### STATED PROBLEM
Reproduce the listing exactly, with no pictures in your copy.

******************************

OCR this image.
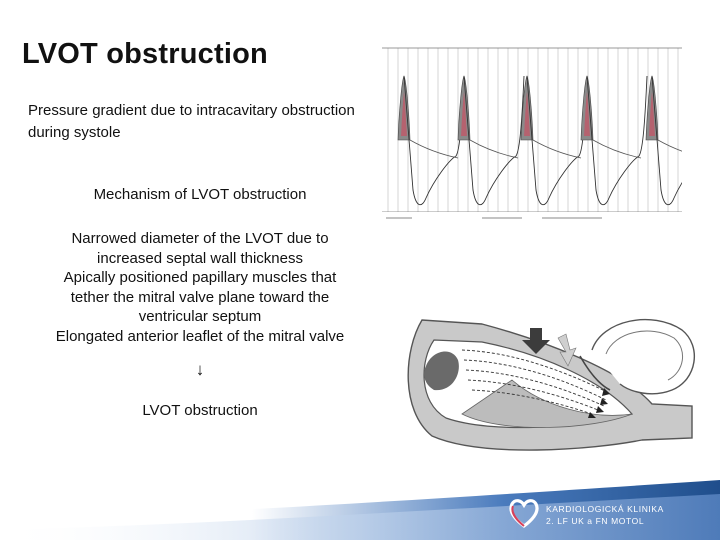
LVOT obstruction
Pressure gradient due to intracavitary obstruction during systole
Mechanism of LVOT obstruction
Narrowed diameter of the LVOT due to
increased septal wall thickness
Apically positioned papillary muscles that
tether the mitral valve plane toward the
ventricular septum
Elongated anterior leaflet of the mitral valve
↓
LVOT obstruction
KARDIOLOGICKÁ KLINIKA
2. LF UK a FN MOTOL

******************************

### REPLY TO THE EXERCISE
OCR this image.
LVOT obstruction
Pressure gradient due to intracavitary obstruction during systole
Mechanism of LVOT obstruction
Narrowed diameter of the LVOT due to
increased septal wall thickness
Apically positioned papillary muscles that
tether the mitral valve plane toward the
ventricular septum
Elongated anterior leaflet of the mitral valve
↓
LVOT obstruction
KARDIOLOGICKÁ KLINIKA
2. LF UK a FN MOTOL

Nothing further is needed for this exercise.